# [What this task involves]
Reproduce the following listing verbatim, keeping every line unchanged.

# [Listing]
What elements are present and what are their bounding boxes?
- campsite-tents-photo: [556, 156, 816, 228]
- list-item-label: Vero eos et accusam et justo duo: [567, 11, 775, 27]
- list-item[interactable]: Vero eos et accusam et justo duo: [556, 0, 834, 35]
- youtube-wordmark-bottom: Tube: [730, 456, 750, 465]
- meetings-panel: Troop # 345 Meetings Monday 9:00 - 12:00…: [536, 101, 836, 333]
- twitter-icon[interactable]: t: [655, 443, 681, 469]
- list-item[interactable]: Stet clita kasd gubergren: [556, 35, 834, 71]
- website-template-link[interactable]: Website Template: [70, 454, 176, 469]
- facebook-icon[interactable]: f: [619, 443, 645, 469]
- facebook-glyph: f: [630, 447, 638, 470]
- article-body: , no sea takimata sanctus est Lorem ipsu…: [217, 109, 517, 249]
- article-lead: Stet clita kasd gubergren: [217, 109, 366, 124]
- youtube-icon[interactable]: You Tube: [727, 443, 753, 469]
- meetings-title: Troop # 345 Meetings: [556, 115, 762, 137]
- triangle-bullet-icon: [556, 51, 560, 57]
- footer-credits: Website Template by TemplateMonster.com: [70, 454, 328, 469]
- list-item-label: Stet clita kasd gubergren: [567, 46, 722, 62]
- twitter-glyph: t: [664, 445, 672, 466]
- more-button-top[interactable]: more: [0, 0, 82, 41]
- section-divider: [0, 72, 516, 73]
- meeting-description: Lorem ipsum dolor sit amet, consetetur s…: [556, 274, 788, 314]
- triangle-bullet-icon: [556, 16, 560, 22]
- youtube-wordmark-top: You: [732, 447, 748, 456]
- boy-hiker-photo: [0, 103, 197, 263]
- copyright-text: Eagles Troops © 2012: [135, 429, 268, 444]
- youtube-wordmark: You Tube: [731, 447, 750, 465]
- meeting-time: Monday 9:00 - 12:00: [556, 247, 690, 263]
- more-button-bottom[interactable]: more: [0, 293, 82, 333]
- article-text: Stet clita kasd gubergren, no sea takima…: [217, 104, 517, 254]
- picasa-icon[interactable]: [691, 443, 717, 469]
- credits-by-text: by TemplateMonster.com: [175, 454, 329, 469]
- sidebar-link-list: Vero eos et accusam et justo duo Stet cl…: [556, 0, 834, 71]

# [Written reply]
What elements are present and what are their bounding boxes?
- campsite-tents-photo: [556, 156, 816, 228]
- list-item-label: Vero eos et accusam et justo duo: [567, 11, 775, 27]
- list-item[interactable]: Vero eos et accusam et justo duo: [556, 0, 834, 35]
- youtube-wordmark-bottom: Tube: [730, 456, 750, 465]
- meetings-panel: Troop # 345 Meetings Monday 9:00 - 12:00…: [536, 101, 836, 333]
- twitter-icon[interactable]: t: [655, 443, 681, 469]
- list-item[interactable]: Stet clita kasd gubergren: [556, 35, 834, 71]
- website-template-link[interactable]: Website Template: [70, 454, 176, 469]
- facebook-icon[interactable]: f: [619, 443, 645, 469]
- facebook-glyph: f: [630, 447, 638, 470]
- article-body: , no sea takimata sanctus est Lorem ipsu…: [217, 109, 517, 249]
- article-lead: Stet clita kasd gubergren: [217, 109, 366, 124]
- youtube-icon[interactable]: You Tube: [727, 443, 753, 469]
- meetings-title: Troop # 345 Meetings: [556, 115, 762, 137]
- triangle-bullet-icon: [556, 51, 560, 57]
- footer-credits: Website Template by TemplateMonster.com: [70, 454, 328, 469]
- list-item-label: Stet clita kasd gubergren: [567, 46, 722, 62]
- twitter-glyph: t: [664, 445, 672, 466]
- more-button-top[interactable]: more: [0, 0, 82, 41]
- section-divider: [0, 72, 516, 73]
- meeting-description: Lorem ipsum dolor sit amet, consetetur s…: [556, 274, 788, 314]
- triangle-bullet-icon: [556, 16, 560, 22]
- youtube-wordmark-top: You: [732, 447, 748, 456]
- boy-hiker-photo: [0, 103, 197, 263]
- copyright-text: Eagles Troops © 2012: [135, 429, 268, 444]
- youtube-wordmark: You Tube: [731, 447, 750, 465]
- meeting-time: Monday 9:00 - 12:00: [556, 247, 690, 263]
- more-button-bottom[interactable]: more: [0, 293, 82, 333]
- article-text: Stet clita kasd gubergren, no sea takima…: [217, 104, 517, 254]
- picasa-icon[interactable]: [691, 443, 717, 469]
- credits-by-text: by TemplateMonster.com: [175, 454, 329, 469]
- sidebar-link-list: Vero eos et accusam et justo duo Stet cl…: [556, 0, 834, 71]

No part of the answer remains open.